- **TASK DETAILS**:
Scan the data below and pick out the lines containing the word "besondere".
[[ GIVEN RECORDS, beginning ]]
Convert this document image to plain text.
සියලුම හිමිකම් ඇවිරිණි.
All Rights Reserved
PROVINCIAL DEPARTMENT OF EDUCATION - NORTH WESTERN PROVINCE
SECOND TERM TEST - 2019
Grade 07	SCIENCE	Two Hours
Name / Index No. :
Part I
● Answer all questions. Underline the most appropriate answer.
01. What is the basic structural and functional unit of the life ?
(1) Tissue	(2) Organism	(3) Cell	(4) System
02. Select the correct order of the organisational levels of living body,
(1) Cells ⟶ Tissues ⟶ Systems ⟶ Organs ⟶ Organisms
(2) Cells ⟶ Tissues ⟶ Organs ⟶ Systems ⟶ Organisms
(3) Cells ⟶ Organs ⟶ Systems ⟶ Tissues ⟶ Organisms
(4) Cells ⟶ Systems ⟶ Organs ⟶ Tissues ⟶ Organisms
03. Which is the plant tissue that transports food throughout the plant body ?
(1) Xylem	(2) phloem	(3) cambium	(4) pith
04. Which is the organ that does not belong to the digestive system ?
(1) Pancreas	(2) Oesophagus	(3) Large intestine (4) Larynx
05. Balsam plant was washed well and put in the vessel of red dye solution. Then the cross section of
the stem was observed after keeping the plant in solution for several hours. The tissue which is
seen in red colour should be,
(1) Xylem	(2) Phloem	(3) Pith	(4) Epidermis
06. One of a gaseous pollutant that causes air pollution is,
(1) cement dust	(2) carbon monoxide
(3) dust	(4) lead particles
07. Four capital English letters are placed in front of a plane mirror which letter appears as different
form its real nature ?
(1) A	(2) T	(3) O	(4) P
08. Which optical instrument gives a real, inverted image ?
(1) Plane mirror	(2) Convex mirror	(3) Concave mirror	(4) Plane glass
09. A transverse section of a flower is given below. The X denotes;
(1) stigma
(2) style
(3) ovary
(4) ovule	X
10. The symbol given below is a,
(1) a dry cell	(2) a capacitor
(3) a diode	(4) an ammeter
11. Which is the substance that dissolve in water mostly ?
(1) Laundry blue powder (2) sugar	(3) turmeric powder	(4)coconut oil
[[ GIVEN RECORDS, end ]]
[[ GIVEN RECORDS, beginning ]]
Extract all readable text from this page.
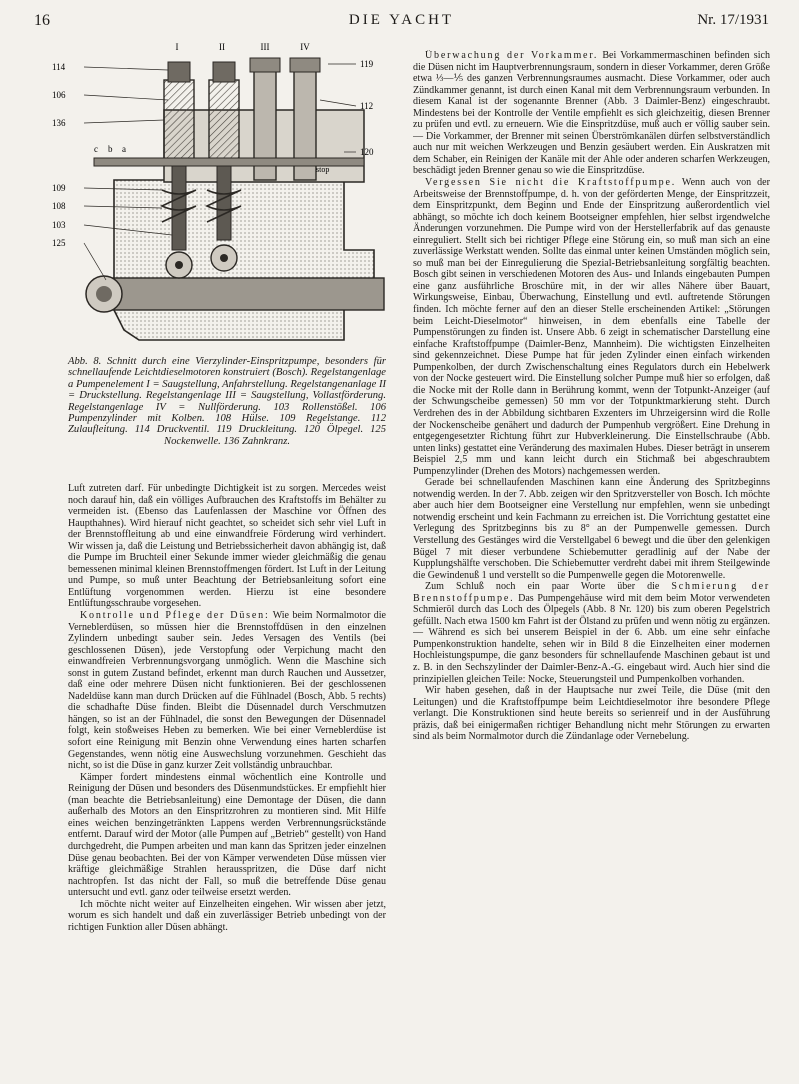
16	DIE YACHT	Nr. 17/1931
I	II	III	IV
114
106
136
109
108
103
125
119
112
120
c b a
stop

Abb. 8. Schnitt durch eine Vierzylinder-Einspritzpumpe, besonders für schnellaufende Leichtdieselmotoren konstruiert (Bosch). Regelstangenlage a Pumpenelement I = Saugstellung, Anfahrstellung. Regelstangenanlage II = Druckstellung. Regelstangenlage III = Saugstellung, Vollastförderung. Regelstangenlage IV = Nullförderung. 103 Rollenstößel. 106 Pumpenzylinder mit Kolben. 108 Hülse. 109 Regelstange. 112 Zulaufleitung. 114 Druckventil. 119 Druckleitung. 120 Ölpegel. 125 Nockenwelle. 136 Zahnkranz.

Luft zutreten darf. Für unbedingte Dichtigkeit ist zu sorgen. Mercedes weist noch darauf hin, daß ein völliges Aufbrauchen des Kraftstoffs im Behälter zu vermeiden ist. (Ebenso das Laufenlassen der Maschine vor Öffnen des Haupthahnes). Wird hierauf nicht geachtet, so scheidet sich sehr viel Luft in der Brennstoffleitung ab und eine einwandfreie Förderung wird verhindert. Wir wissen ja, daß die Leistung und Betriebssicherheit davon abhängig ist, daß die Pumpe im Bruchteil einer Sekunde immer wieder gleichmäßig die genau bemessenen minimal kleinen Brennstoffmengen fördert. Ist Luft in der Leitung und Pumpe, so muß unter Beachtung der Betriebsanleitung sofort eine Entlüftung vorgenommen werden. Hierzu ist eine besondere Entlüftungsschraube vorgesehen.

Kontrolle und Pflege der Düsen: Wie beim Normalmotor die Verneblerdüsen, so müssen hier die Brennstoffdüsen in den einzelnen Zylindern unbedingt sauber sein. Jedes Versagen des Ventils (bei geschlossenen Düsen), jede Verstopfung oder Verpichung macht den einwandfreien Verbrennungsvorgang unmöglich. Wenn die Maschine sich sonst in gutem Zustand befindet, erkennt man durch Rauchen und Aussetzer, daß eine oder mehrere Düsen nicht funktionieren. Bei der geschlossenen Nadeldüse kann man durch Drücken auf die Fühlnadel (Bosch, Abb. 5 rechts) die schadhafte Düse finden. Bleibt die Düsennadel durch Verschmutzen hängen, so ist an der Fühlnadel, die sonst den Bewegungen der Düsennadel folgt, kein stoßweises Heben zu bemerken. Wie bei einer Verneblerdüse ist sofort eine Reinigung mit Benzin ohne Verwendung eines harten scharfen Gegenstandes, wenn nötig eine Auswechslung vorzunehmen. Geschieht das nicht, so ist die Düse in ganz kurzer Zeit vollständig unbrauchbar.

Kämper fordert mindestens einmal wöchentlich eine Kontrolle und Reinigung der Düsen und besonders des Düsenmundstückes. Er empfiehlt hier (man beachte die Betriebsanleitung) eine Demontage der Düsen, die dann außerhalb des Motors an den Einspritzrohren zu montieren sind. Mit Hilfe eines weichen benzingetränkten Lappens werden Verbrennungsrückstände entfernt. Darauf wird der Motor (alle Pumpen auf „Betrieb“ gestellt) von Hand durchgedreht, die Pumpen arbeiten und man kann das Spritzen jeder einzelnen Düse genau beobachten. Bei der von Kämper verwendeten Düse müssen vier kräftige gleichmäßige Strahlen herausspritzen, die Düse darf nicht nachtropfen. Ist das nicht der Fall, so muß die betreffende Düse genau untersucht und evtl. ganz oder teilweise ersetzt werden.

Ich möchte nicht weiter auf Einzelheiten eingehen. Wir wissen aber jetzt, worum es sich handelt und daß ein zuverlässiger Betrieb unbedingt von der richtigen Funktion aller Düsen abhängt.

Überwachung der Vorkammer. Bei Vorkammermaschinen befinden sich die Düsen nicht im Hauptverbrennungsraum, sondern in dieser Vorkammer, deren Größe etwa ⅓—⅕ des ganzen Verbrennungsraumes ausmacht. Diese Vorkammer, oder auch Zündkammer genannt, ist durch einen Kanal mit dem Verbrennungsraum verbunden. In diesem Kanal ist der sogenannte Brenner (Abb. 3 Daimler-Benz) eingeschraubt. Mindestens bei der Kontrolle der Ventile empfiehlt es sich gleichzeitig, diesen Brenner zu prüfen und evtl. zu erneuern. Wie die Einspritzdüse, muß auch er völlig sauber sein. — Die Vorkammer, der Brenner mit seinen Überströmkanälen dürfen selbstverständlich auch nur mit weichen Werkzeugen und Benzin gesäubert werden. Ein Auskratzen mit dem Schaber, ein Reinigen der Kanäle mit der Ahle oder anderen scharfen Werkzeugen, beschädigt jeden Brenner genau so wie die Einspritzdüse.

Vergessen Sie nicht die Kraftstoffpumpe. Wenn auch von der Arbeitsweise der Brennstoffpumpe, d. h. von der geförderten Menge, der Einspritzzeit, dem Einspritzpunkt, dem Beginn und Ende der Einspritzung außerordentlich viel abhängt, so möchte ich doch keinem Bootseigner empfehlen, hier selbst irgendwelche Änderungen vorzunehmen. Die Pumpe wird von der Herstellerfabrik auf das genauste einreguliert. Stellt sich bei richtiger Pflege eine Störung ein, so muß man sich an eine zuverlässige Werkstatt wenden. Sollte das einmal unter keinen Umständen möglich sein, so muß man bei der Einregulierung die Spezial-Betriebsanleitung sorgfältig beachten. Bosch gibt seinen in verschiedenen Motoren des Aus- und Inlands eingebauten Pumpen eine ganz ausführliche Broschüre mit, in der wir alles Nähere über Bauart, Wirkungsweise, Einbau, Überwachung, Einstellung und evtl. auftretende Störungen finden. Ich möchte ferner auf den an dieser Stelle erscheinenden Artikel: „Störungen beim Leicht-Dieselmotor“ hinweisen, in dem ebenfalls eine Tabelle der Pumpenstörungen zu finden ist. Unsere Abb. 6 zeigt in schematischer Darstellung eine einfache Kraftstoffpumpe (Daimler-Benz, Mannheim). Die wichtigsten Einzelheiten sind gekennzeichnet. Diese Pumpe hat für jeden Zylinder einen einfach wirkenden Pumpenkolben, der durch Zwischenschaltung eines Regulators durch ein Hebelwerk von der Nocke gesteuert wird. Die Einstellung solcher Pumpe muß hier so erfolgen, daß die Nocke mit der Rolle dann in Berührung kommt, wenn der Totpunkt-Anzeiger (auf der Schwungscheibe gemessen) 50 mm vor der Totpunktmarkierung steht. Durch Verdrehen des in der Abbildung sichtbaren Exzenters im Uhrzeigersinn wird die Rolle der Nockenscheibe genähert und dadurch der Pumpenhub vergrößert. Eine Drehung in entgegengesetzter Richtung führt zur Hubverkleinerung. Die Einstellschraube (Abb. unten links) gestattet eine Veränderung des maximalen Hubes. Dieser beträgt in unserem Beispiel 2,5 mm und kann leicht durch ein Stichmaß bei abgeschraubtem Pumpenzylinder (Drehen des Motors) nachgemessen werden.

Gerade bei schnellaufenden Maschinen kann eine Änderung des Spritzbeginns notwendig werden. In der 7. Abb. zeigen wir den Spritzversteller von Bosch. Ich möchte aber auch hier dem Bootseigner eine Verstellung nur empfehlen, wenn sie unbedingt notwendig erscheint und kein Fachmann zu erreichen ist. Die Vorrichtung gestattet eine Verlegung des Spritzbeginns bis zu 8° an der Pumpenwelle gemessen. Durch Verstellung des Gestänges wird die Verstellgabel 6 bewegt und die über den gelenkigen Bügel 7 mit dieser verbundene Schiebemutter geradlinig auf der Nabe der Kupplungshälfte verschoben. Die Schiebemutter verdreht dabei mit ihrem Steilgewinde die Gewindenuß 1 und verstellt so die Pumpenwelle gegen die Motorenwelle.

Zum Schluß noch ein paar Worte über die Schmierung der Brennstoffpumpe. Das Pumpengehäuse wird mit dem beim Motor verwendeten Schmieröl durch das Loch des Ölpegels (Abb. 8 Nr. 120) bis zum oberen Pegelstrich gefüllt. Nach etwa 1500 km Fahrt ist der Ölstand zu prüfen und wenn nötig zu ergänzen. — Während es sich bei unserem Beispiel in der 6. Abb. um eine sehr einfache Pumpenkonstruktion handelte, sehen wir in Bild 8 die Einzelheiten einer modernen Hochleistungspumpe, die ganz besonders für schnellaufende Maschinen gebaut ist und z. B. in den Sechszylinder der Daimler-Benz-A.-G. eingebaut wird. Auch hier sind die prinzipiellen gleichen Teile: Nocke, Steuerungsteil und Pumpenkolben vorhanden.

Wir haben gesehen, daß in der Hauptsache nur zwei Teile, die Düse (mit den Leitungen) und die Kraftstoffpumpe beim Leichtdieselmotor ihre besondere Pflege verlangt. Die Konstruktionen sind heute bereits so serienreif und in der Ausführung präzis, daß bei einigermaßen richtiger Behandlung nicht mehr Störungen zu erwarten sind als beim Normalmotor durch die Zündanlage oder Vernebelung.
[[ GIVEN RECORDS, end ]]
- **EXERCISE SOLUTION**:
Luft zutreten darf. Für unbedingte Dichtigkeit ist zu sorgen. Mercedes weist noch darauf hin, daß ein völliges Aufbrauchen des Kraftstoffs im Behälter zu vermeiden ist. (Ebenso das Laufenlassen der Maschine vor Öffnen des Haupthahnes). Wird hierauf nicht geachtet, so scheidet sich sehr viel Luft in der Brennstoffleitung ab und eine einwandfreie Förderung wird verhindert. Wir wissen ja, daß die Leistung und Betriebssicherheit davon abhängig ist, daß die Pumpe im Bruchteil einer Sekunde immer wieder gleichmäßig die genau bemessenen minimal kleinen Brennstoffmengen fördert. Ist Luft in der Leitung und Pumpe, so muß unter Beachtung der Betriebsanleitung sofort eine Entlüftung vorgenommen werden. Hierzu ist eine besondere Entlüftungsschraube vorgesehen.
Wir haben gesehen, daß in der Hauptsache nur zwei Teile, die Düse (mit den Leitungen) und die Kraftstoffpumpe beim Leichtdieselmotor ihre besondere Pflege verlangt. Die Konstruktionen sind heute bereits so serienreif und in der Ausführung präzis, daß bei einigermaßen richtiger Behandlung nicht mehr Störungen zu erwarten sind als beim Normalmotor durch die Zündanlage oder Vernebelung.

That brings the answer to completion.